--- Begin Records provided ---
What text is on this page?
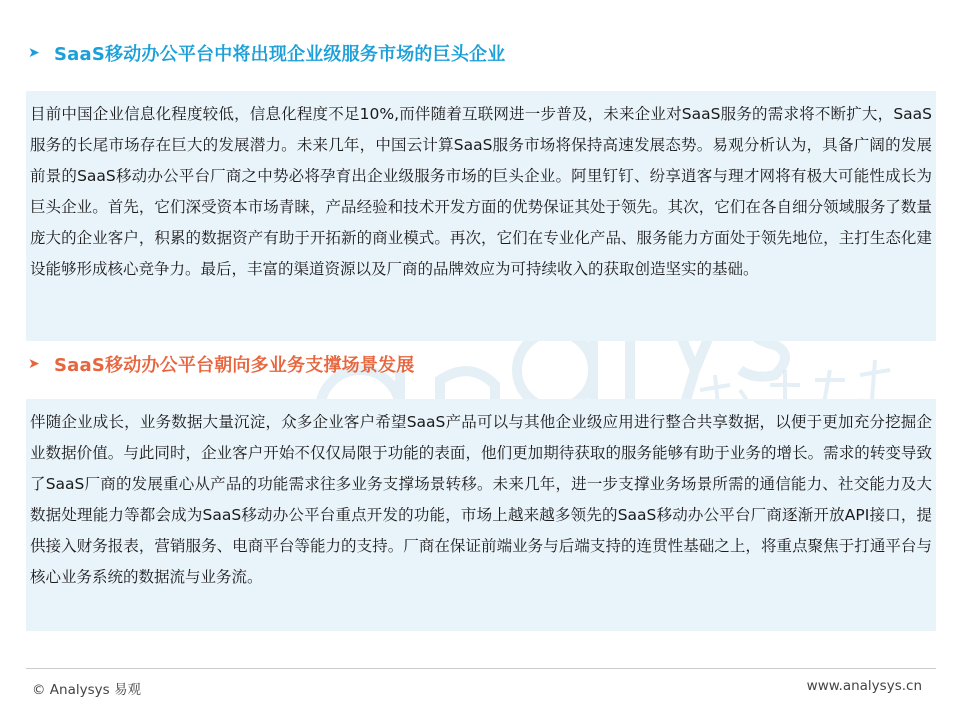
➤ SaaS移动办公平台中将出现企业级服务市场的巨头企业

目前中国企业信息化程度较低，信息化程度不足10%,而伴随着互联网进一步普及，未来企业对SaaS服务的需求将不断扩大，SaaS服务的长尾市场存在巨大的发展潜力。未来几年，中国云计算SaaS服务市场将保持高速发展态势。易观分析认为，具备广阔的发展前景的SaaS移动办公平台厂商之中势必将孕育出企业级服务市场的巨头企业。阿里钉钉、纷享逍客与理才网将有极大可能性成长为巨头企业。首先，它们深受资本市场青睐，产品经验和技术开发方面的优势保证其处于领先。其次，它们在各自细分领域服务了数量庞大的企业客户，积累的数据资产有助于开拓新的商业模式。再次，它们在专业化产品、服务能力方面处于领先地位，主打生态化建设能够形成核心竞争力。最后，丰富的渠道资源以及厂商的品牌效应为可持续收入的获取创造坚实的基础。

➤ SaaS移动办公平台朝向多业务支撑场景发展

伴随企业成长，业务数据大量沉淀，众多企业客户希望SaaS产品可以与其他企业级应用进行整合共享数据，以便于更加充分挖掘企业数据价值。与此同时，企业客户开始不仅仅局限于功能的表面，他们更加期待获取的服务能够有助于业务的增长。需求的转变导致了SaaS厂商的发展重心从产品的功能需求往多业务支撑场景转移。未来几年，进一步支撑业务场景所需的通信能力、社交能力及大数据处理能力等都会成为SaaS移动办公平台重点开发的功能，市场上越来越多领先的SaaS移动办公平台厂商逐渐开放API接口，提供接入财务报表，营销服务、电商平台等能力的支持。厂商在保证前端业务与后端支持的连贯性基础之上，将重点聚焦于打通平台与核心业务系统的数据流与业务流。

© Analysys 易观	www.analysys.cn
--- End Records provided ---
**The task**
Return the listing above in full and without alteration, excluding its pictures.

**Written reply**
What text is on this page?
➤ SaaS移动办公平台中将出现企业级服务市场的巨头企业

目前中国企业信息化程度较低，信息化程度不足10%,而伴随着互联网进一步普及，未来企业对SaaS服务的需求将不断扩大，SaaS服务的长尾市场存在巨大的发展潜力。未来几年，中国云计算SaaS服务市场将保持高速发展态势。易观分析认为，具备广阔的发展前景的SaaS移动办公平台厂商之中势必将孕育出企业级服务市场的巨头企业。阿里钉钉、纷享逍客与理才网将有极大可能性成长为巨头企业。首先，它们深受资本市场青睐，产品经验和技术开发方面的优势保证其处于领先。其次，它们在各自细分领域服务了数量庞大的企业客户，积累的数据资产有助于开拓新的商业模式。再次，它们在专业化产品、服务能力方面处于领先地位，主打生态化建设能够形成核心竞争力。最后，丰富的渠道资源以及厂商的品牌效应为可持续收入的获取创造坚实的基础。

➤ SaaS移动办公平台朝向多业务支撑场景发展

伴随企业成长，业务数据大量沉淀，众多企业客户希望SaaS产品可以与其他企业级应用进行整合共享数据，以便于更加充分挖掘企业数据价值。与此同时，企业客户开始不仅仅局限于功能的表面，他们更加期待获取的服务能够有助于业务的增长。需求的转变导致了SaaS厂商的发展重心从产品的功能需求往多业务支撑场景转移。未来几年，进一步支撑业务场景所需的通信能力、社交能力及大数据处理能力等都会成为SaaS移动办公平台重点开发的功能，市场上越来越多领先的SaaS移动办公平台厂商逐渐开放API接口，提供接入财务报表，营销服务、电商平台等能力的支持。厂商在保证前端业务与后端支持的连贯性基础之上，将重点聚焦于打通平台与核心业务系统的数据流与业务流。

© Analysys 易观	www.analysys.cn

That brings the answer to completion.